> _Task objective_
Pictures do not belong in the copy, so please give every entry below again exactly.

> _Record list_

-- Begin --

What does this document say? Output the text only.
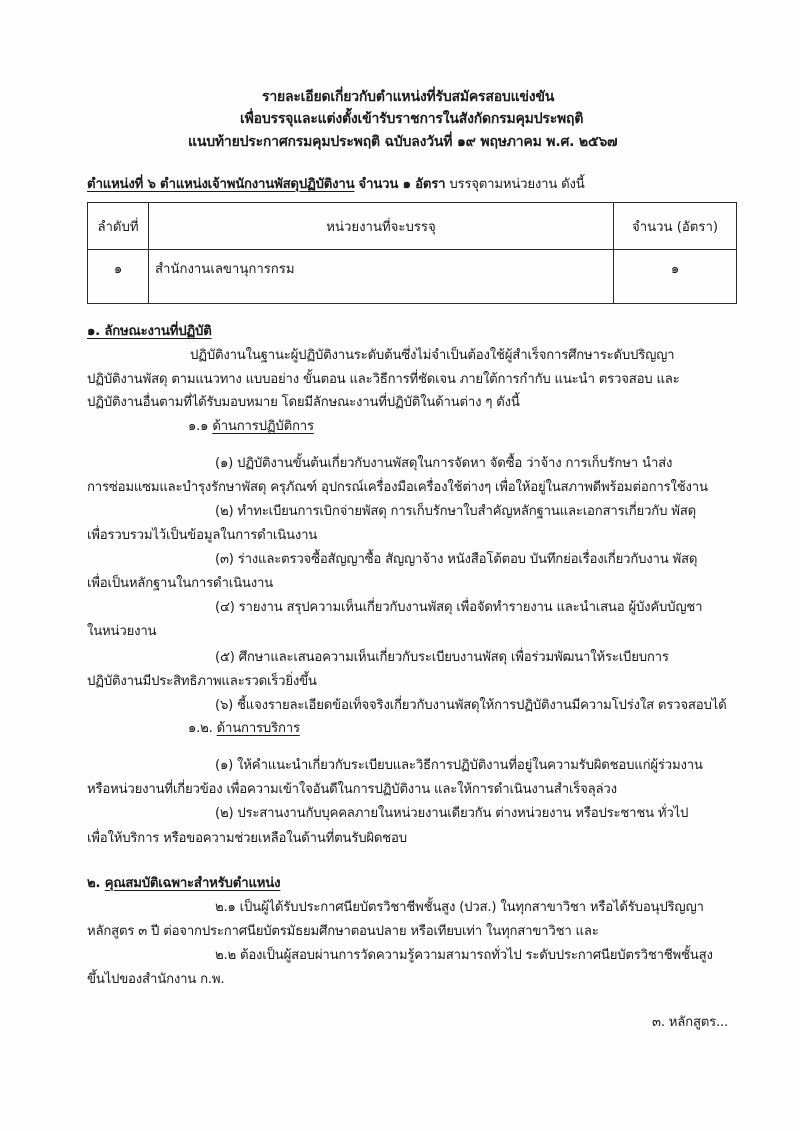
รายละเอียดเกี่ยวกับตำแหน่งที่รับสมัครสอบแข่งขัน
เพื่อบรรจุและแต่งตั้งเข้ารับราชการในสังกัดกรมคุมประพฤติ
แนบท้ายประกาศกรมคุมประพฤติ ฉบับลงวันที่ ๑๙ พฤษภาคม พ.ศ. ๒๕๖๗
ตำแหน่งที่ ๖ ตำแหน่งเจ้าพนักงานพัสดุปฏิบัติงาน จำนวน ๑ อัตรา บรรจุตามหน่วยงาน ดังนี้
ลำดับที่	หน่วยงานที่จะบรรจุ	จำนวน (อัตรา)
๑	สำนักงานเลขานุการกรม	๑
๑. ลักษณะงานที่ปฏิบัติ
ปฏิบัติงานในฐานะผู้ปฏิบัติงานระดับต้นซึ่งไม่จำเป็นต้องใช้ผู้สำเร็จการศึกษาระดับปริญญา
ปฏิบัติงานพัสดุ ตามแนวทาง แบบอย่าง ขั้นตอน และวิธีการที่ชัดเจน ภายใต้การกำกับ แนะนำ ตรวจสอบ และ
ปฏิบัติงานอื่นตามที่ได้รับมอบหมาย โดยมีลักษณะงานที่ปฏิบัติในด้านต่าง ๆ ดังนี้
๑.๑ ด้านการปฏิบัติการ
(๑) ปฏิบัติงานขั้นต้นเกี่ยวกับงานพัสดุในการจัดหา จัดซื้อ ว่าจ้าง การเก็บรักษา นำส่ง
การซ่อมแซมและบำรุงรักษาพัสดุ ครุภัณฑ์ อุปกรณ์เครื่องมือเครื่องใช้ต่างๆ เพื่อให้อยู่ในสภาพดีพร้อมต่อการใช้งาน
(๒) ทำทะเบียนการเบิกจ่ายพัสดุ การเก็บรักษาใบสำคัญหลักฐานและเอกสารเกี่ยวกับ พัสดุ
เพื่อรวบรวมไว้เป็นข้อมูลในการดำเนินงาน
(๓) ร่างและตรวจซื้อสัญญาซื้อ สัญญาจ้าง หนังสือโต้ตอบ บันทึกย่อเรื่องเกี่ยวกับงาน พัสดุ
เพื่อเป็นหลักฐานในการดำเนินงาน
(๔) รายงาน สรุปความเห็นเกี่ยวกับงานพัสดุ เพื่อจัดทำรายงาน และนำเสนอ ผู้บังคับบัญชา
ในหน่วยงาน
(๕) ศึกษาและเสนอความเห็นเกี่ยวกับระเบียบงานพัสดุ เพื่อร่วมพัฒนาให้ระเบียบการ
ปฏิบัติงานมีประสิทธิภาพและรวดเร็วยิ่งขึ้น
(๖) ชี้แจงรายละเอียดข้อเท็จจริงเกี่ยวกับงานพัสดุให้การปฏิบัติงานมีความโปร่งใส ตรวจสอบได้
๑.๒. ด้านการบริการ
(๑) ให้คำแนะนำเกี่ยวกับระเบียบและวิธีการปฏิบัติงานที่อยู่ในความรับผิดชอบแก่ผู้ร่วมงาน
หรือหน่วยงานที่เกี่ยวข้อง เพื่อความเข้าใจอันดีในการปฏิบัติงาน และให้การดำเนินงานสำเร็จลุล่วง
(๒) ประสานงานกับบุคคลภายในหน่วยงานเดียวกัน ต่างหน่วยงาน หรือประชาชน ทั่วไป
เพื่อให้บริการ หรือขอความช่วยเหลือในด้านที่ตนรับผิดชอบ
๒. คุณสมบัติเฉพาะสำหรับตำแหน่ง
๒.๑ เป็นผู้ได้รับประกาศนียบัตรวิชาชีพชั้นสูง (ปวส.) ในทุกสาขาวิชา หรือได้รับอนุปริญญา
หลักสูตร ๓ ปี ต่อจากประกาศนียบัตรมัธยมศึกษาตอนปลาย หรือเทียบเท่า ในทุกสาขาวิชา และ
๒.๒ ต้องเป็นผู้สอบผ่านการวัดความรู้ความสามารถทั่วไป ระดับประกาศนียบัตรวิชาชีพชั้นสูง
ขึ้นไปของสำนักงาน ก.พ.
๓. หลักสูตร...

-- End --

> _Exercise answer_
What does this document say? Output the text only.
รายละเอียดเกี่ยวกับตำแหน่งที่รับสมัครสอบแข่งขัน
เพื่อบรรจุและแต่งตั้งเข้ารับราชการในสังกัดกรมคุมประพฤติ
แนบท้ายประกาศกรมคุมประพฤติ ฉบับลงวันที่ ๑๙ พฤษภาคม พ.ศ. ๒๕๖๗
ตำแหน่งที่ ๖ ตำแหน่งเจ้าพนักงานพัสดุปฏิบัติงาน จำนวน ๑ อัตรา บรรจุตามหน่วยงาน ดังนี้
ลำดับที่	หน่วยงานที่จะบรรจุ	จำนวน (อัตรา)
๑	สำนักงานเลขานุการกรม	๑
๑. ลักษณะงานที่ปฏิบัติ
ปฏิบัติงานในฐานะผู้ปฏิบัติงานระดับต้นซึ่งไม่จำเป็นต้องใช้ผู้สำเร็จการศึกษาระดับปริญญา
ปฏิบัติงานพัสดุ ตามแนวทาง แบบอย่าง ขั้นตอน และวิธีการที่ชัดเจน ภายใต้การกำกับ แนะนำ ตรวจสอบ และ
ปฏิบัติงานอื่นตามที่ได้รับมอบหมาย โดยมีลักษณะงานที่ปฏิบัติในด้านต่าง ๆ ดังนี้
๑.๑ ด้านการปฏิบัติการ
(๑) ปฏิบัติงานขั้นต้นเกี่ยวกับงานพัสดุในการจัดหา จัดซื้อ ว่าจ้าง การเก็บรักษา นำส่ง
การซ่อมแซมและบำรุงรักษาพัสดุ ครุภัณฑ์ อุปกรณ์เครื่องมือเครื่องใช้ต่างๆ เพื่อให้อยู่ในสภาพดีพร้อมต่อการใช้งาน
(๒) ทำทะเบียนการเบิกจ่ายพัสดุ การเก็บรักษาใบสำคัญหลักฐานและเอกสารเกี่ยวกับ พัสดุ
เพื่อรวบรวมไว้เป็นข้อมูลในการดำเนินงาน
(๓) ร่างและตรวจซื้อสัญญาซื้อ สัญญาจ้าง หนังสือโต้ตอบ บันทึกย่อเรื่องเกี่ยวกับงาน พัสดุ
เพื่อเป็นหลักฐานในการดำเนินงาน
(๔) รายงาน สรุปความเห็นเกี่ยวกับงานพัสดุ เพื่อจัดทำรายงาน และนำเสนอ ผู้บังคับบัญชา
ในหน่วยงาน
(๕) ศึกษาและเสนอความเห็นเกี่ยวกับระเบียบงานพัสดุ เพื่อร่วมพัฒนาให้ระเบียบการ
ปฏิบัติงานมีประสิทธิภาพและรวดเร็วยิ่งขึ้น
(๖) ชี้แจงรายละเอียดข้อเท็จจริงเกี่ยวกับงานพัสดุให้การปฏิบัติงานมีความโปร่งใส ตรวจสอบได้
๑.๒. ด้านการบริการ
(๑) ให้คำแนะนำเกี่ยวกับระเบียบและวิธีการปฏิบัติงานที่อยู่ในความรับผิดชอบแก่ผู้ร่วมงาน
หรือหน่วยงานที่เกี่ยวข้อง เพื่อความเข้าใจอันดีในการปฏิบัติงาน และให้การดำเนินงานสำเร็จลุล่วง
(๒) ประสานงานกับบุคคลภายในหน่วยงานเดียวกัน ต่างหน่วยงาน หรือประชาชน ทั่วไป
เพื่อให้บริการ หรือขอความช่วยเหลือในด้านที่ตนรับผิดชอบ
๒. คุณสมบัติเฉพาะสำหรับตำแหน่ง
๒.๑ เป็นผู้ได้รับประกาศนียบัตรวิชาชีพชั้นสูง (ปวส.) ในทุกสาขาวิชา หรือได้รับอนุปริญญา
หลักสูตร ๓ ปี ต่อจากประกาศนียบัตรมัธยมศึกษาตอนปลาย หรือเทียบเท่า ในทุกสาขาวิชา และ
๒.๒ ต้องเป็นผู้สอบผ่านการวัดความรู้ความสามารถทั่วไป ระดับประกาศนียบัตรวิชาชีพชั้นสูง
ขึ้นไปของสำนักงาน ก.พ.
๓. หลักสูตร...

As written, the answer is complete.